↓
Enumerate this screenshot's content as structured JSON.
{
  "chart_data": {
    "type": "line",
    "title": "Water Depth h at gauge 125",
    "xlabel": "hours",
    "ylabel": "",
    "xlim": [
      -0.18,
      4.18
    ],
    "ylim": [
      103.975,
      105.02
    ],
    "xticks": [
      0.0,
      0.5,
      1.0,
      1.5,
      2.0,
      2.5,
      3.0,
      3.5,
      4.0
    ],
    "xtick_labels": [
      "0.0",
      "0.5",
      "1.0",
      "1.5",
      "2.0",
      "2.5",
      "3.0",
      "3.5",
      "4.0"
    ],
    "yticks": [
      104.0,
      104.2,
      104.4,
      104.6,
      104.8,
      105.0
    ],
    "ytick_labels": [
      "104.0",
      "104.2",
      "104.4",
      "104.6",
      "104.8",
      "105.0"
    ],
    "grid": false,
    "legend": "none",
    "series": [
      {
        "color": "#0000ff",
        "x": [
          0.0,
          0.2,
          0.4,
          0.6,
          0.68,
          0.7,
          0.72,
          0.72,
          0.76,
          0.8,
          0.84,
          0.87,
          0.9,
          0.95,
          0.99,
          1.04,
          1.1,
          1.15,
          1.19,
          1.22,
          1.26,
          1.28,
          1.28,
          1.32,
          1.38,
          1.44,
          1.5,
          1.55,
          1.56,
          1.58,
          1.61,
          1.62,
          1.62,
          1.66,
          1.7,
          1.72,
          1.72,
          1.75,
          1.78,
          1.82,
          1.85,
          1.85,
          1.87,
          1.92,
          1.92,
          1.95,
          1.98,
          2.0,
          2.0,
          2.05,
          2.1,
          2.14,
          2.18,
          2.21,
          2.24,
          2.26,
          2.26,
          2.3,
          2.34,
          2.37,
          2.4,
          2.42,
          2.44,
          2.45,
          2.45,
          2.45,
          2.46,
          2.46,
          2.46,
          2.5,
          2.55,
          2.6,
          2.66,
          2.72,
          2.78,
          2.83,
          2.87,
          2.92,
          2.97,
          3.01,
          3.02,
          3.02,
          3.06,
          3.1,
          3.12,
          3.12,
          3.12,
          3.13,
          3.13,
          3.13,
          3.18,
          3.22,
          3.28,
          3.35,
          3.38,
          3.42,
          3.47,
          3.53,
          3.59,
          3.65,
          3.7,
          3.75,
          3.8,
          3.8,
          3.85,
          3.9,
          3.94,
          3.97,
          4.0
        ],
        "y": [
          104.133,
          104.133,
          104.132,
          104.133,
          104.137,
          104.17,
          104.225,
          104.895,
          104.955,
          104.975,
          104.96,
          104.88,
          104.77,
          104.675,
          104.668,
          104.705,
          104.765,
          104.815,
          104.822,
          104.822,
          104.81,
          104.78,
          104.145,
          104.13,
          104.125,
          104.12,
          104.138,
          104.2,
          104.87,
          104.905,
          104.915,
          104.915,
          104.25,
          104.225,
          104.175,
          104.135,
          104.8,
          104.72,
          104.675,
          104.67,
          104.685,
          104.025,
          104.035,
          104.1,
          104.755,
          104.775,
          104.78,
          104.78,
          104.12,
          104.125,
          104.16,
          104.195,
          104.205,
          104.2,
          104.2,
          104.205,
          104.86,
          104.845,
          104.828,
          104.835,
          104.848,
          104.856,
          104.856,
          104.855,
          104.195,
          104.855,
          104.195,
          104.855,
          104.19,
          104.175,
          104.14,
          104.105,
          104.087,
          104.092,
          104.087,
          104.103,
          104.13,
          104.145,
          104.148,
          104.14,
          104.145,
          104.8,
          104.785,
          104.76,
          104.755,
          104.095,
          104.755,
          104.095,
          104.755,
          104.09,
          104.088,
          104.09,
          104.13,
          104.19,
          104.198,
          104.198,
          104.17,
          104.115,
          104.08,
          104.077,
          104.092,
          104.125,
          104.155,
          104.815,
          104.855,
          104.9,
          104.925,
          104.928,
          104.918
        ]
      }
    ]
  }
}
↑
Task to complete: Print every line of the records exactly. Omit nothing.

Task answer:
Enumerate this screenshot's content as structured JSON.
{
  "chart_data": {
    "type": "line",
    "title": "Water Depth h at gauge 125",
    "xlabel": "hours",
    "ylabel": "",
    "xlim": [
      -0.18,
      4.18
    ],
    "ylim": [
      103.975,
      105.02
    ],
    "xticks": [
      0.0,
      0.5,
      1.0,
      1.5,
      2.0,
      2.5,
      3.0,
      3.5,
      4.0
    ],
    "xtick_labels": [
      "0.0",
      "0.5",
      "1.0",
      "1.5",
      "2.0",
      "2.5",
      "3.0",
      "3.5",
      "4.0"
    ],
    "yticks": [
      104.0,
      104.2,
      104.4,
      104.6,
      104.8,
      105.0
    ],
    "ytick_labels": [
      "104.0",
      "104.2",
      "104.4",
      "104.6",
      "104.8",
      "105.0"
    ],
    "grid": false,
    "legend": "none",
    "series": [
      {
        "color": "#0000ff",
        "x": [
          0.0,
          0.2,
          0.4,
          0.6,
          0.68,
          0.7,
          0.72,
          0.72,
          0.76,
          0.8,
          0.84,
          0.87,
          0.9,
          0.95,
          0.99,
          1.04,
          1.1,
          1.15,
          1.19,
          1.22,
          1.26,
          1.28,
          1.28,
          1.32,
          1.38,
          1.44,
          1.5,
          1.55,
          1.56,
          1.58,
          1.61,
          1.62,
          1.62,
          1.66,
          1.7,
          1.72,
          1.72,
          1.75,
          1.78,
          1.82,
          1.85,
          1.85,
          1.87,
          1.92,
          1.92,
          1.95,
          1.98,
          2.0,
          2.0,
          2.05,
          2.1,
          2.14,
          2.18,
          2.21,
          2.24,
          2.26,
          2.26,
          2.3,
          2.34,
          2.37,
          2.4,
          2.42,
          2.44,
          2.45,
          2.45,
          2.45,
          2.46,
          2.46,
          2.46,
          2.5,
          2.55,
          2.6,
          2.66,
          2.72,
          2.78,
          2.83,
          2.87,
          2.92,
          2.97,
          3.01,
          3.02,
          3.02,
          3.06,
          3.1,
          3.12,
          3.12,
          3.12,
          3.13,
          3.13,
          3.13,
          3.18,
          3.22,
          3.28,
          3.35,
          3.38,
          3.42,
          3.47,
          3.53,
          3.59,
          3.65,
          3.7,
          3.75,
          3.8,
          3.8,
          3.85,
          3.9,
          3.94,
          3.97,
          4.0
        ],
        "y": [
          104.133,
          104.133,
          104.132,
          104.133,
          104.137,
          104.17,
          104.225,
          104.895,
          104.955,
          104.975,
          104.96,
          104.88,
          104.77,
          104.675,
          104.668,
          104.705,
          104.765,
          104.815,
          104.822,
          104.822,
          104.81,
          104.78,
          104.145,
          104.13,
          104.125,
          104.12,
          104.138,
          104.2,
          104.87,
          104.905,
          104.915,
          104.915,
          104.25,
          104.225,
          104.175,
          104.135,
          104.8,
          104.72,
          104.675,
          104.67,
          104.685,
          104.025,
          104.035,
          104.1,
          104.755,
          104.775,
          104.78,
          104.78,
          104.12,
          104.125,
          104.16,
          104.195,
          104.205,
          104.2,
          104.2,
          104.205,
          104.86,
          104.845,
          104.828,
          104.835,
          104.848,
          104.856,
          104.856,
          104.855,
          104.195,
          104.855,
          104.195,
          104.855,
          104.19,
          104.175,
          104.14,
          104.105,
          104.087,
          104.092,
          104.087,
          104.103,
          104.13,
          104.145,
          104.148,
          104.14,
          104.145,
          104.8,
          104.785,
          104.76,
          104.755,
          104.095,
          104.755,
          104.095,
          104.755,
          104.09,
          104.088,
          104.09,
          104.13,
          104.19,
          104.198,
          104.198,
          104.17,
          104.115,
          104.08,
          104.077,
          104.092,
          104.125,
          104.155,
          104.815,
          104.855,
          104.9,
          104.925,
          104.928,
          104.918
        ]
      }
    ]
  }
}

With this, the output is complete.